### Provided data

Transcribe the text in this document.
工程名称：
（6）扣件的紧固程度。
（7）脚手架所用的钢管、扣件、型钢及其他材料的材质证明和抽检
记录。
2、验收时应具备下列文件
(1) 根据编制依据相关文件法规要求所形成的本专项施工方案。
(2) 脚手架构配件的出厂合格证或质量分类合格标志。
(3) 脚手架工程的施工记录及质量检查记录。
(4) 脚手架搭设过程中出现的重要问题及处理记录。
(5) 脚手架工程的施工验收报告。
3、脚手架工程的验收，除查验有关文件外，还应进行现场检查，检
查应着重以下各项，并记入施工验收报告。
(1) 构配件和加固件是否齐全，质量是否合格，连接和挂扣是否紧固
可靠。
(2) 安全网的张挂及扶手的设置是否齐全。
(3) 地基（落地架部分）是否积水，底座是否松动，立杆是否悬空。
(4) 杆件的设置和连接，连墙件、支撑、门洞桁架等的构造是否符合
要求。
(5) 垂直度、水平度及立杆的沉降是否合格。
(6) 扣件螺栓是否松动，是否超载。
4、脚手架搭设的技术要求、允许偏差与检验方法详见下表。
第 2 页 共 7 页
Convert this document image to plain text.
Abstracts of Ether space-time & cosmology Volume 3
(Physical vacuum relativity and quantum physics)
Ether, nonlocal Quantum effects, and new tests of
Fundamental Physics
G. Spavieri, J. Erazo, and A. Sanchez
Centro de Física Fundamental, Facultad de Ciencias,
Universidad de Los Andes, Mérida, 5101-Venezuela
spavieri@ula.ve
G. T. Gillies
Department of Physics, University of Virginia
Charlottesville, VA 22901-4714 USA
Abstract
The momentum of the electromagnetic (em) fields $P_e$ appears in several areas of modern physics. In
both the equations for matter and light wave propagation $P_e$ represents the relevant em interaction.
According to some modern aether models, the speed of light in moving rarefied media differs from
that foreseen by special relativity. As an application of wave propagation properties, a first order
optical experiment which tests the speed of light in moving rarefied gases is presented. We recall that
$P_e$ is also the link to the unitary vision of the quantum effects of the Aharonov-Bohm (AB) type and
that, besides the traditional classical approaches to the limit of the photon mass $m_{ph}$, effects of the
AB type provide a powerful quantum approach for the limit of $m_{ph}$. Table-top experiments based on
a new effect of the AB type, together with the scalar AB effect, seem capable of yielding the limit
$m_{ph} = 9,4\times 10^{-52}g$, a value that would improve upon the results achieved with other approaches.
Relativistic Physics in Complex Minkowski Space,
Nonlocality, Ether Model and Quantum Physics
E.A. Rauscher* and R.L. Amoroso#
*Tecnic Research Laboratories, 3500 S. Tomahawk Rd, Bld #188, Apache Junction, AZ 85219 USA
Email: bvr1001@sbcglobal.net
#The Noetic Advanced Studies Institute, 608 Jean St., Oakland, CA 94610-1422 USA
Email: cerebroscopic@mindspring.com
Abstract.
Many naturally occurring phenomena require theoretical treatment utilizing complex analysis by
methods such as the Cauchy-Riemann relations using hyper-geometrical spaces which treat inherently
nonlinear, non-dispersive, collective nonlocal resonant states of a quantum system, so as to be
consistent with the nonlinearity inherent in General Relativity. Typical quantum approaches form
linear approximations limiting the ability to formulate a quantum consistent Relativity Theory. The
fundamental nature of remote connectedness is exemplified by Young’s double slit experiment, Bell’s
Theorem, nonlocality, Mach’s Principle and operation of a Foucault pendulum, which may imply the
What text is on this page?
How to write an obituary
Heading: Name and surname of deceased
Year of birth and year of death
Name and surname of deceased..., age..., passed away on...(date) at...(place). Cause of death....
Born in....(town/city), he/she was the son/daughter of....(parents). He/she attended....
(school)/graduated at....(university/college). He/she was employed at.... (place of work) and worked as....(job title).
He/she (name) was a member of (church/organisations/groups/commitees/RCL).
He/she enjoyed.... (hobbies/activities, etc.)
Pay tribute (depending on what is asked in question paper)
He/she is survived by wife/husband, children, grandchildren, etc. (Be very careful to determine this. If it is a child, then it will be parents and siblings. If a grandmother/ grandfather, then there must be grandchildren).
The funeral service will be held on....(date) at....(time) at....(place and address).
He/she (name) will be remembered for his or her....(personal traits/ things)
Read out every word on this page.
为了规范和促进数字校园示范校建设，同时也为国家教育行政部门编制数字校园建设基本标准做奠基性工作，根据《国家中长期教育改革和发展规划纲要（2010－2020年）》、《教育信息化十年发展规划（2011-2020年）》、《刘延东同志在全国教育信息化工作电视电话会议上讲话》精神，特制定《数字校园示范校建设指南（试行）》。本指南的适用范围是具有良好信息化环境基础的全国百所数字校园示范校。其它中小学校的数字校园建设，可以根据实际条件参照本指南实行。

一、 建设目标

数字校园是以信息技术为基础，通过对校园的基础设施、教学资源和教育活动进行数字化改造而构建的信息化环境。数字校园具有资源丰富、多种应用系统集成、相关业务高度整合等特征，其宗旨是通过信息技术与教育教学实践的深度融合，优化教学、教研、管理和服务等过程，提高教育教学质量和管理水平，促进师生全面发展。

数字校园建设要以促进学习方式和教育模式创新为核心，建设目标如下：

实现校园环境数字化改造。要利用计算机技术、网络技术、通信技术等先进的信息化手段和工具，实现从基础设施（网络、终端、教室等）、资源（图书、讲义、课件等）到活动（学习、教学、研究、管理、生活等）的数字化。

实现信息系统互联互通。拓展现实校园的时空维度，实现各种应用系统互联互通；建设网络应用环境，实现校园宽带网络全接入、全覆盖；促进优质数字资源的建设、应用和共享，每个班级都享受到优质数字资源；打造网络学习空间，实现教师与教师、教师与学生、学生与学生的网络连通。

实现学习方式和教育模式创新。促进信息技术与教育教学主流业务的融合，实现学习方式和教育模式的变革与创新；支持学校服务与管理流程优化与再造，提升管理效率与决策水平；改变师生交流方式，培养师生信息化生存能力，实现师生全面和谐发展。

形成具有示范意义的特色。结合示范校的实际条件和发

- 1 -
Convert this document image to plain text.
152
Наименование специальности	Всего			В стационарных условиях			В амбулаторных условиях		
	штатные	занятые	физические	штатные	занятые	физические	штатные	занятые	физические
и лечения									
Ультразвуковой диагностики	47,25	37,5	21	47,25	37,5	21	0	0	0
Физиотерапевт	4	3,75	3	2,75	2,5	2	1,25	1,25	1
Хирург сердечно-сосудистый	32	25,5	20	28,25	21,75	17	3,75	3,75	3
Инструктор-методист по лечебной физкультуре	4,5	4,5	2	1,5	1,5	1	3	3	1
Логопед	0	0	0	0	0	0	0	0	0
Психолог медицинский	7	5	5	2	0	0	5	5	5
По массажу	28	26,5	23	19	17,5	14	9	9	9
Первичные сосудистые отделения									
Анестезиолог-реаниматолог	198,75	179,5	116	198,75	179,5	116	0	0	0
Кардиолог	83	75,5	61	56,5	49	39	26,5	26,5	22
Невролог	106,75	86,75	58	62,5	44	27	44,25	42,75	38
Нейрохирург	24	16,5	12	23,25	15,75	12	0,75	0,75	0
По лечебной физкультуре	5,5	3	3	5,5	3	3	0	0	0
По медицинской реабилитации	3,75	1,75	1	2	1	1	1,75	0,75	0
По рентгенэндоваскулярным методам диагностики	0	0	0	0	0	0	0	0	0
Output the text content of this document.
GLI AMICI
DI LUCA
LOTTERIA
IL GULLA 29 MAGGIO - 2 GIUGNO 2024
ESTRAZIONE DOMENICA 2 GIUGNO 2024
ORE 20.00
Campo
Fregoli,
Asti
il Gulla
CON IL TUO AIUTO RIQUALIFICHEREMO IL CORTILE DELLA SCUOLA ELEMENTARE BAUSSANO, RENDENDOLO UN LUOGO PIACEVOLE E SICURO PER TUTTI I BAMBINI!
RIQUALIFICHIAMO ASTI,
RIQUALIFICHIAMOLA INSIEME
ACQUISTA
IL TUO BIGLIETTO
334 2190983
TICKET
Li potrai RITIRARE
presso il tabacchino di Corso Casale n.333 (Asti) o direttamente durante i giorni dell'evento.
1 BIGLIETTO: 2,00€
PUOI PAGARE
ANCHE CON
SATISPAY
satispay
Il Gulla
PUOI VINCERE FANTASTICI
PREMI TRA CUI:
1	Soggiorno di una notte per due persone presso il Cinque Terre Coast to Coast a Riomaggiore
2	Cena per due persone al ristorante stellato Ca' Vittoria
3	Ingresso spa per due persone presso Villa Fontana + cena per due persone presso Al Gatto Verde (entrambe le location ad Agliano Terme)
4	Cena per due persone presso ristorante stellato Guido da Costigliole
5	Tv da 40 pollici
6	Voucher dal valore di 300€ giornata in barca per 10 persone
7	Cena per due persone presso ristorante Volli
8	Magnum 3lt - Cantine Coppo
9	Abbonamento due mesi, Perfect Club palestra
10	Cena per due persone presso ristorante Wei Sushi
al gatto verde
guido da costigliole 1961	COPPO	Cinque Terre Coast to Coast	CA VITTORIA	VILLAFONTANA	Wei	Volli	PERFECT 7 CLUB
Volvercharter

######

● Task goal:
Report each line of the material above where the word "light" appears.

● Task solution:
both the equations for matter and light wave propagation $P_e$ represents the relevant em interaction.
According to some modern aether models, the speed of light in moving rarefied media differs from
optical experiment which tests the speed of light in moving rarefied gases is presented. We recall that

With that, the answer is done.